(EXTRAIT DE PAGE):
****************************************

Il s'agit bien sûr de technologies complexes qui induisent des changements profonds dans les organisations ; de ce fait, elles sont souvent réservées aux grands groupes. Pour autant, dès que leur stade de maturité est suffisant, elles devraient pouvoir être mises en uvre de manière fiable par toutes les entreprises, notamment par les PME.
Ce point est capital.
Au cours de la mission que lui a confiée le Premier ministre sur " l'économie numérique et les PME ", le député Jean-Paul Charié a fait le constat que l'offre de service était parfois difficile à appréhender par les PME et finalement leur était peu destinée. Le député travaillera à la mise en uvre de ses propositions. Il mobilisera les moyens de la Mission pour l'Economie Numérique de Bercy en y associant les fédérations professionnelles, les chambres de commerce et d'industrie, les DRIRE et les collectivités locales. J'encourage ce faisant, les différentes sociétés de service à affiner leur démarche marketing envers le tissu des PME en élaborant des offres adaptées pouvant être, le cas échéant de nature sectorielle.
L'objectif doit être que les bonnes pratiques en matière de TICs se diffusent au sein de chaque secteur de l'économie. Plusieurs d'entre eux parmi les plus importants et moteurs dans notre économie, tels que l'automobile ou l'aéronautique, se sont déjà engagés dans une démarche de transformation grâce à la dématérialisation des processus interentreprises. Mais l'objectif devrait être de susciter pour un grand nombre de secteurs, une prise de conscience en matière de système d'information analogue à celle que nous connaissons dans d'autres domaines tels que les démarches qualité ou les certifications environnementales.

****************************************

(DONNÉES FOURNIES):
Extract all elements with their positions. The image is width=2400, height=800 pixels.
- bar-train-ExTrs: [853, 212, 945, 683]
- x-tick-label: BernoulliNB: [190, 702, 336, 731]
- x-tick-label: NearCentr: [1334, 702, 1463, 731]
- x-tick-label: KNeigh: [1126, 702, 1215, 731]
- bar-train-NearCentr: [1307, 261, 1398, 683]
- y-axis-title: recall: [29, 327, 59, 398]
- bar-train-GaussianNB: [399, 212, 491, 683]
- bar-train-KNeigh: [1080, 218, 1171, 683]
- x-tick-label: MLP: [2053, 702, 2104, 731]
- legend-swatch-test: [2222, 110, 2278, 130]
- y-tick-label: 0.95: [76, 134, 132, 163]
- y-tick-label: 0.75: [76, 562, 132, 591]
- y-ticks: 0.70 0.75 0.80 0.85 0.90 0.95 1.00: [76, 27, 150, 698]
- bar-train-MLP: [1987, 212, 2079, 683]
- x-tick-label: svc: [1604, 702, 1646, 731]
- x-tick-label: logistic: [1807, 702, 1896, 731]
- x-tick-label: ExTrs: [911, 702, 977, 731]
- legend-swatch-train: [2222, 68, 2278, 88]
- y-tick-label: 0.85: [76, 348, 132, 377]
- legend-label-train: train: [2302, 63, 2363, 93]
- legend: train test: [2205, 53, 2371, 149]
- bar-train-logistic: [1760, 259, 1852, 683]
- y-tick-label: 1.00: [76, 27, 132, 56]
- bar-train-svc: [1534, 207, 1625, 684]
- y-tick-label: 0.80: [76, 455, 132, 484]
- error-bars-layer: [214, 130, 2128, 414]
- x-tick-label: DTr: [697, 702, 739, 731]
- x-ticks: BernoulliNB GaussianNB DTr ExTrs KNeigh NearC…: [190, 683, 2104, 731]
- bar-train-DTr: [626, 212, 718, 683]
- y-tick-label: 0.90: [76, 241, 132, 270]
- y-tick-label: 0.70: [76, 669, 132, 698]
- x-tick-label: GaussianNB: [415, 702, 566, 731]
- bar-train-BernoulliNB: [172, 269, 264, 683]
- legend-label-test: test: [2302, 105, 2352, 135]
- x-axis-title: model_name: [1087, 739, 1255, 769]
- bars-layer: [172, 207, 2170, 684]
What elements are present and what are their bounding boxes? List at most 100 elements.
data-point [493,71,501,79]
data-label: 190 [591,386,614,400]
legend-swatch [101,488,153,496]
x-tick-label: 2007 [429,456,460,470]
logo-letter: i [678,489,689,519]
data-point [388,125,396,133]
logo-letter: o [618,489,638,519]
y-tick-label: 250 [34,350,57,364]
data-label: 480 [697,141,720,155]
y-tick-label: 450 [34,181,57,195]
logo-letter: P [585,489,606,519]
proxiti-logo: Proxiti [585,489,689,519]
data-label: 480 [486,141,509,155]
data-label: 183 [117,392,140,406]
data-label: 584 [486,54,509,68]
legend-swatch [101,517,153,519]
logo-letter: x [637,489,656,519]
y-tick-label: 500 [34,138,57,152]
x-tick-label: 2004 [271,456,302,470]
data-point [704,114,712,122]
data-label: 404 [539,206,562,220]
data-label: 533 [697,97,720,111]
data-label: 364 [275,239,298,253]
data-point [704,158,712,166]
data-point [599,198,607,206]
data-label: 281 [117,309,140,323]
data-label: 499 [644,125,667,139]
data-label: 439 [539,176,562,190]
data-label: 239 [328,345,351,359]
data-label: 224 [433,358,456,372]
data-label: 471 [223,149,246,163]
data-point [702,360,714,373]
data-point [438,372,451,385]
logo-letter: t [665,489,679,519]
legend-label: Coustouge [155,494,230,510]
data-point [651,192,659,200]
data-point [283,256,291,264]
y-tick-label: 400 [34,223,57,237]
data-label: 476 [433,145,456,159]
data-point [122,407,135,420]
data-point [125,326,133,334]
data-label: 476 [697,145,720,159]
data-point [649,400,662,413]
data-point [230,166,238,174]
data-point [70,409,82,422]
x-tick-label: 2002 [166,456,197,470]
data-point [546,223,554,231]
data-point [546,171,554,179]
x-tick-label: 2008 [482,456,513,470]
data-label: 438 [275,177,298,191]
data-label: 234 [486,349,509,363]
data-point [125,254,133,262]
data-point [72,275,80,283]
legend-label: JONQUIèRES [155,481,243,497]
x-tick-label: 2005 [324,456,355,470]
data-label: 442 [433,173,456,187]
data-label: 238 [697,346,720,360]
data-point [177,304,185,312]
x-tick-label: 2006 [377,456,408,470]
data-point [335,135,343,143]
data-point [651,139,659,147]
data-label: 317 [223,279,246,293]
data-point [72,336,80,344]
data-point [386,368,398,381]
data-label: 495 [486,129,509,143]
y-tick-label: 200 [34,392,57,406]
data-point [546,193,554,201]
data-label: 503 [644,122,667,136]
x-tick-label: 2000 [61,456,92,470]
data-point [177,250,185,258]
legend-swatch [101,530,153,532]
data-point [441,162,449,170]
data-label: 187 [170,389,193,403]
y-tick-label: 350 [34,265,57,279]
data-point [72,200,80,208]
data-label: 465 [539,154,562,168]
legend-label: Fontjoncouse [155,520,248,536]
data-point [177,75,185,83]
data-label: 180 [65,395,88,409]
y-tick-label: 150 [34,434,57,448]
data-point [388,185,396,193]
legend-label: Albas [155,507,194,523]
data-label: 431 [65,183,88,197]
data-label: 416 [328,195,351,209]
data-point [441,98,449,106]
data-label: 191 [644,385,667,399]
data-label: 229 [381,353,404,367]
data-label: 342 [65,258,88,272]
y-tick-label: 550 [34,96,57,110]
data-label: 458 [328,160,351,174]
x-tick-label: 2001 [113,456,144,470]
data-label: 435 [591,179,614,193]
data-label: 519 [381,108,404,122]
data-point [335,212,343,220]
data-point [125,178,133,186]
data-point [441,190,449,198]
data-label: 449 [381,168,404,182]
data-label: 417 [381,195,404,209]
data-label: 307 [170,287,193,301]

****************************************

(À COMPLÉTER):
[1] D'après l'extrait, quels secteurs se sont déjà engagés dans la dématérialisation des processus interentreprises ?
[2] Renvoyez tel quel le passage de l'extrait qui commence aux mots « Il s'agit bien » et s'arrête après les mots « par les PME. ».
Appuyez-vous uniquement sur l'extrait.

(RÉPONSES):
[1] L'automobile et l'aéronautique.

[2]
Il s'agit bien sûr de technologies complexes qui induisent des changements profonds dans les organisations ; de ce fait, elles sont souvent réservées aux grands groupes. Pour autant, dès que leur stade de maturité est suffisant, elles devraient pouvoir être mises en uvre de manière fiable par toutes les entreprises, notamment par les PME.